What this task involves >>
Copy each line in the data that includes the word "JSON".
● ● ● ● ●
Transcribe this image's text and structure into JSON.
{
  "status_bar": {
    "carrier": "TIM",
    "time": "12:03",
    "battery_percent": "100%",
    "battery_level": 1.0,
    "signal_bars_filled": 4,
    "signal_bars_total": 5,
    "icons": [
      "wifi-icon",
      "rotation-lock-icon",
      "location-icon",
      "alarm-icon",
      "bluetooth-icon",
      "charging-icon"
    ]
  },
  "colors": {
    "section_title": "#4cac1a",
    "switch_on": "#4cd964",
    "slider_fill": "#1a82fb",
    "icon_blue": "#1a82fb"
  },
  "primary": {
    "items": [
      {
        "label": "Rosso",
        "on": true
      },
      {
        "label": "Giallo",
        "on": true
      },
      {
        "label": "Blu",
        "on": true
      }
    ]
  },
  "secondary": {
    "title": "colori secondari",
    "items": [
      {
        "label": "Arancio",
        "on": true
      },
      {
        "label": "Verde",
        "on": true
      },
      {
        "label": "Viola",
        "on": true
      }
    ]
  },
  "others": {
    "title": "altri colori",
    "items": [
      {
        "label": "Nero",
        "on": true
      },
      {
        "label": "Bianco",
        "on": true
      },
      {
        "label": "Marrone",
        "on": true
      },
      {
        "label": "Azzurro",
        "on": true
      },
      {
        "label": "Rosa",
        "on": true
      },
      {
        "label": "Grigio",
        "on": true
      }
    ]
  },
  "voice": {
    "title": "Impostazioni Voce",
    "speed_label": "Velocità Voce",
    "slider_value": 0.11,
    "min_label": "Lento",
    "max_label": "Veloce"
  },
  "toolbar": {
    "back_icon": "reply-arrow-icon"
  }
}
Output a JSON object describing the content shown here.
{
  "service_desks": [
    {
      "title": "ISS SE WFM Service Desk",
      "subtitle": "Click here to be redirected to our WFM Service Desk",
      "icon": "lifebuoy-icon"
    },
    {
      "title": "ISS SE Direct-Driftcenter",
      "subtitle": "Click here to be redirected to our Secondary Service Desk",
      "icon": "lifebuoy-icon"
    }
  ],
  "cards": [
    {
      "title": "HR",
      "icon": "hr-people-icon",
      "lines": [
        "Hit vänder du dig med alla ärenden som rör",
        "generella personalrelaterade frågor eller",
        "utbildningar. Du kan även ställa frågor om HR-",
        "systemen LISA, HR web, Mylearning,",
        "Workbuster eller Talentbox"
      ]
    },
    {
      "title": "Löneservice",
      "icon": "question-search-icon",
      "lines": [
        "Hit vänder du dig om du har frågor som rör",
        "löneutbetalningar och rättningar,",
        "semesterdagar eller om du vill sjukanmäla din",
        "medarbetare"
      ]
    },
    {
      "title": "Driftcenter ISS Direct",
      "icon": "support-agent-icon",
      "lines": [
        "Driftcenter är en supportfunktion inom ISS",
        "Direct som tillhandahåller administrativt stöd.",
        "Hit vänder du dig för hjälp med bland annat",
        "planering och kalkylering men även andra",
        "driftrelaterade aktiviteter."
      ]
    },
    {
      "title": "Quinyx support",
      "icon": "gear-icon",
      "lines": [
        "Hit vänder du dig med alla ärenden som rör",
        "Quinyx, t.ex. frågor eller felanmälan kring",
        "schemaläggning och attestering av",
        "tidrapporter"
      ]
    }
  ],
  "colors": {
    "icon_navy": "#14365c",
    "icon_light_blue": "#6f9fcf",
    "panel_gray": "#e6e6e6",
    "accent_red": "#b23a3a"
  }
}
● ● ● ● ●
Correct response >>
Transcribe this image's text and structure into JSON.
Output a JSON object describing the content shown here.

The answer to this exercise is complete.